- [PROBLEM REQUIREMENTS] Please carry on the maiden speech about Dudley, West below, starting right after its final sentence.

- [EXTRACT TO READ]
=====
Mr. Ian Pearson (Dudley, West): It is with great pleasure that I make my maiden speech to the House as the new Member for Dudley, West.

I begin by paying a generous tribute to my predecessor, the late Dr. John Blackburn. A man of great charm and courage, he radiated warmth and was popular and widely respected both within the House and throughout the constituency, where he was an energetic and effective Member of Parliament in dealing with constituents' problems. It is with a deep sense of responsibility that I succeed him in the task of representing the seat where I was born and have lived for most of my life.

Dudley, West is situated on the western fringe of the west midlands. It contains a number of small towns and villages, including Sedgley, an old market town that was once part of the Norman barony of Dudley; Kingswinford where I grew up, which dates back to the Domesday book; and Wallheath and Wordsley. They all border on the green belt and rural fringe of south Staffordshire.
=====
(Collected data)
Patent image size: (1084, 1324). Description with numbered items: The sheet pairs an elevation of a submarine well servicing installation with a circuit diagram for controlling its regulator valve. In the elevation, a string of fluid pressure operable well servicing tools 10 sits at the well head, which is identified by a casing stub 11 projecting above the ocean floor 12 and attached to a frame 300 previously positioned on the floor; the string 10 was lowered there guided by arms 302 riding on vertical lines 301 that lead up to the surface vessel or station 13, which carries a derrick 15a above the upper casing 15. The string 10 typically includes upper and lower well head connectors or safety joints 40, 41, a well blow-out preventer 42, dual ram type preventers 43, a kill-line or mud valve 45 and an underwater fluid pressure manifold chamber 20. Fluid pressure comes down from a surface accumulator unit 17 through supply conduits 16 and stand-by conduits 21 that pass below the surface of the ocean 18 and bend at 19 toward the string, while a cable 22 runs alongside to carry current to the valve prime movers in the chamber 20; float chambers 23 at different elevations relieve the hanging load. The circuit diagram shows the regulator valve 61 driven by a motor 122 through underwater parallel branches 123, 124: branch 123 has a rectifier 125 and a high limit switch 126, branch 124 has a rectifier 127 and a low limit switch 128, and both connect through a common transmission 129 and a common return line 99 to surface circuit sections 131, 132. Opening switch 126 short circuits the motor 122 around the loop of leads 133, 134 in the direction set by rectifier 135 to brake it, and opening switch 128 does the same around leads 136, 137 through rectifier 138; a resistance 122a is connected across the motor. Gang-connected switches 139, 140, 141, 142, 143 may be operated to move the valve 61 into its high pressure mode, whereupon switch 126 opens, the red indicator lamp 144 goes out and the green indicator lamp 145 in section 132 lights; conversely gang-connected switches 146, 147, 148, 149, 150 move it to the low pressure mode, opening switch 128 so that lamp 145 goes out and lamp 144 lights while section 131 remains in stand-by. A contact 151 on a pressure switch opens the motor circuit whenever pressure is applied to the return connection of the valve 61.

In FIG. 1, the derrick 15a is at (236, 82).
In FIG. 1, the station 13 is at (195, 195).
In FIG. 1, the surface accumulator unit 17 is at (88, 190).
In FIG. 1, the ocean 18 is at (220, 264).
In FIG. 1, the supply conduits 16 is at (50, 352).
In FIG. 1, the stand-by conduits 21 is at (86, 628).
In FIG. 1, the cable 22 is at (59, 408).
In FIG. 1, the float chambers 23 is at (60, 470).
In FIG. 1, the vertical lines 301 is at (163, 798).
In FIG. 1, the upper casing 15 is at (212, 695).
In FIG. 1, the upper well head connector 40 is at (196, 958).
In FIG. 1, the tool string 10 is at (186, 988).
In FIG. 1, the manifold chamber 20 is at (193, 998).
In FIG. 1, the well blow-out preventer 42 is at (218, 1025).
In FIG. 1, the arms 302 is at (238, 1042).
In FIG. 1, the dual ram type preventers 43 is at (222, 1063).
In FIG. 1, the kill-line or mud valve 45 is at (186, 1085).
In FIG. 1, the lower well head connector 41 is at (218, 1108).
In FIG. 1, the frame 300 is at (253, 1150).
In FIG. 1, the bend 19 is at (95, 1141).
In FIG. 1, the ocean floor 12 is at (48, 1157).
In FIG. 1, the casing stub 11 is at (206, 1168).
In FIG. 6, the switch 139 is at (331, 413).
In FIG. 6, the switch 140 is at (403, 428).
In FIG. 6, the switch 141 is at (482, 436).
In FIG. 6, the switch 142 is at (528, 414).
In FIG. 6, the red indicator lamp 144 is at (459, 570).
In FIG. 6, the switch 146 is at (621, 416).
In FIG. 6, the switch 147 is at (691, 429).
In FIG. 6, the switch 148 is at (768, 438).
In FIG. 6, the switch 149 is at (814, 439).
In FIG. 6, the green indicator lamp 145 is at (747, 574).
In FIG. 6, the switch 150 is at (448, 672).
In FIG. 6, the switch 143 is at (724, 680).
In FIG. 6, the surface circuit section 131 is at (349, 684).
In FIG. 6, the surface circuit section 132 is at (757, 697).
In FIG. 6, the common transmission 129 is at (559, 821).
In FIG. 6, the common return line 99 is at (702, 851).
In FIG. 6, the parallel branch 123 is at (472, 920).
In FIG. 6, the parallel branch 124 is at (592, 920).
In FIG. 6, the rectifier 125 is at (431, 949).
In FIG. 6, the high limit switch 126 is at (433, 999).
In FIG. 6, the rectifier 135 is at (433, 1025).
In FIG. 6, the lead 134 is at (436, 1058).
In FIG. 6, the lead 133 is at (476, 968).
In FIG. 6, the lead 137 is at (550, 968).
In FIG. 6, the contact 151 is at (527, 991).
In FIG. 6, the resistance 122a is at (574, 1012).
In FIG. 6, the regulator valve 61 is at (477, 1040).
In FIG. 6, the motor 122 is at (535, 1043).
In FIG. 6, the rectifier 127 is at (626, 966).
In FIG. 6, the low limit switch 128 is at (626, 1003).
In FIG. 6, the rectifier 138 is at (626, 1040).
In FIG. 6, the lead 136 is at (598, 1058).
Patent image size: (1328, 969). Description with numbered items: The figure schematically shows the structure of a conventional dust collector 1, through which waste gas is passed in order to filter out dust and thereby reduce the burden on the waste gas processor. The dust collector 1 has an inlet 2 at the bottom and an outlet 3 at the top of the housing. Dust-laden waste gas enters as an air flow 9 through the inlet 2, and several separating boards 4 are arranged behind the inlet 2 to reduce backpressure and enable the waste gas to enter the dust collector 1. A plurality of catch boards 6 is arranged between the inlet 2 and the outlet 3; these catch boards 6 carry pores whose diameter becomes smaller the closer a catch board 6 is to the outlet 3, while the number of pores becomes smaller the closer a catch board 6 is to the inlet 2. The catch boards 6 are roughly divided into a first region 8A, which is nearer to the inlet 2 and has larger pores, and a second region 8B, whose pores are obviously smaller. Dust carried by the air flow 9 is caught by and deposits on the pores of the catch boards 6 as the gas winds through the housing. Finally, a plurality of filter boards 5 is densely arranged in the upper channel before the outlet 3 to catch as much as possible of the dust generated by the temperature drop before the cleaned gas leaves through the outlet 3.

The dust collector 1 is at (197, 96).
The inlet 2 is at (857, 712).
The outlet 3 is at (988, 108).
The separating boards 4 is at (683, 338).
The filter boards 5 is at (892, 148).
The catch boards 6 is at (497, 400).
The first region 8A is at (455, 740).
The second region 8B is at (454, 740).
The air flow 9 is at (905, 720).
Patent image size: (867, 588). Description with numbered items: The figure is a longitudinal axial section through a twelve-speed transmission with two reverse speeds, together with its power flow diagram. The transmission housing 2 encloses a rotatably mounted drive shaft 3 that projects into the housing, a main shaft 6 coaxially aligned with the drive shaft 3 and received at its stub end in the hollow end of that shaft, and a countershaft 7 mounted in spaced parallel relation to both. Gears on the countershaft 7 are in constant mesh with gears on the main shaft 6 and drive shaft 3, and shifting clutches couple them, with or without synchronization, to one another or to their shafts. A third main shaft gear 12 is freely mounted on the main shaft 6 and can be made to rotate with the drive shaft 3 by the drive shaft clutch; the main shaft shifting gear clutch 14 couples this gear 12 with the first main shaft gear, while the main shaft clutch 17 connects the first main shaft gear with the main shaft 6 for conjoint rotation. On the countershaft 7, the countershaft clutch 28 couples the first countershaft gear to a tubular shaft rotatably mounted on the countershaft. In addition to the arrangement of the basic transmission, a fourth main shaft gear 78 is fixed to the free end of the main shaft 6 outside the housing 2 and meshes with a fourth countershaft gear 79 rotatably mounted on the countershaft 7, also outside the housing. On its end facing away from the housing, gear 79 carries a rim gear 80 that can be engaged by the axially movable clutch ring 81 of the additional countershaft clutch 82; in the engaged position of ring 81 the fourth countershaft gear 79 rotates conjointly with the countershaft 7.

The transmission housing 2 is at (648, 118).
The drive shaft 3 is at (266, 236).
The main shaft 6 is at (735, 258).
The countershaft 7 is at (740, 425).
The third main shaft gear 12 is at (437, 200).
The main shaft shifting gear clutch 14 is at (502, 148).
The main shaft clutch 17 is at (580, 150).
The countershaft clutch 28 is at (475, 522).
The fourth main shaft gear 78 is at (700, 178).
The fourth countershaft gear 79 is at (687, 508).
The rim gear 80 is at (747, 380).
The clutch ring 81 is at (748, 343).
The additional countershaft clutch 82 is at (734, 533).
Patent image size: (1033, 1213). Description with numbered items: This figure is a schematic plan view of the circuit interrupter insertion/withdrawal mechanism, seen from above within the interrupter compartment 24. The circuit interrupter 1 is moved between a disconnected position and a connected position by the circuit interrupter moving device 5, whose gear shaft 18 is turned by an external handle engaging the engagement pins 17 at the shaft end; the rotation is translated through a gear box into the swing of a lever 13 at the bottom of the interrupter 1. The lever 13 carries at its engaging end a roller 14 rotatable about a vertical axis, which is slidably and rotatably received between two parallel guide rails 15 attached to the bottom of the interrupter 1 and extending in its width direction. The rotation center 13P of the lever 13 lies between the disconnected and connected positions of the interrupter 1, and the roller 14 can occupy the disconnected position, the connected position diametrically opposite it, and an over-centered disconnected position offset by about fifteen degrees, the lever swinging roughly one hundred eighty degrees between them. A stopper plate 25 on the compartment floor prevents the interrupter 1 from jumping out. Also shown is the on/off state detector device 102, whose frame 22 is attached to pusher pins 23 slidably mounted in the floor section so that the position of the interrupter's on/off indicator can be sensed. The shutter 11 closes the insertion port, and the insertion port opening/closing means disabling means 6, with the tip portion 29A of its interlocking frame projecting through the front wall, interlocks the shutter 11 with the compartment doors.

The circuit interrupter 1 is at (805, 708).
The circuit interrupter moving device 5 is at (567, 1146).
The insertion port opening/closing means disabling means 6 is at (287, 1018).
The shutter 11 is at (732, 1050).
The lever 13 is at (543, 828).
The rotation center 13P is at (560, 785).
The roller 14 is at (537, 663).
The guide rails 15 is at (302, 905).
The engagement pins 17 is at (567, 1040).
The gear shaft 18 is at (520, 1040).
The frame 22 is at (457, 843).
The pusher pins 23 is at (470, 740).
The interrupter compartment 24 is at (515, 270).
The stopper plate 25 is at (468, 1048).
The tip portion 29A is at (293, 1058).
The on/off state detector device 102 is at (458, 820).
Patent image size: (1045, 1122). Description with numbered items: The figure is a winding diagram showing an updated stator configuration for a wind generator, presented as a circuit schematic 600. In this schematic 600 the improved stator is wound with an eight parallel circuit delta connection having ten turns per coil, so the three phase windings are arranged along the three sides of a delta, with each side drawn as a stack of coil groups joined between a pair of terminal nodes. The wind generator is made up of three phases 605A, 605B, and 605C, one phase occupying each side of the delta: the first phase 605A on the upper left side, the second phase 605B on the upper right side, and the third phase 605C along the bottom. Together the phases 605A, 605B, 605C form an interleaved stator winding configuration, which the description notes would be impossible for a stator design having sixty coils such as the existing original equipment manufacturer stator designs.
=====
- [ANSWER TO THIS TASK]
The seat has changed radically over the 20 years since a Labour Member of Parliament was last returned to the constituency. Its population has grown enormously, with new housing developments, particularly in Amblecote and Gornal. Now, three quarters of those who live in the constituency own their own homes. Industrially, too, the seat has changed dramatically. The past 20 years have seen the closure of the steel industry and allied trades in Brierley Hill, Brockmoor and Pensnett. Recently, we have seen the growth of Merry Hill, a major retail and leisure complex. It is one of the biggest shopping centres in western Europe, with more than 2.5 miles of marbled malls attracting 23.5 million visitors a year. That prime retail site is more profitable than Oxford street. The area still produces the finest cut- glass crystal in the world and has some of the best pubs and beers to be found anywhere. My constituency has a strong and proud manufacturing tradition, with more than 2,500 small businesses, many of which are in specialist engineering and serve the motor industry.

The people of Dudley, West are practical, hard-working, open and honest. They keep their promises and expect others to keep theirs. On 15 December they spoke for the nation. In massive numbers, they voted against a Government who they believe have lied to them and betrayed them and are completely out of touch, and for a Labour party which they know is more in tune with their needs and aspirations and is developing a growing bond of trust and confidence with the British people.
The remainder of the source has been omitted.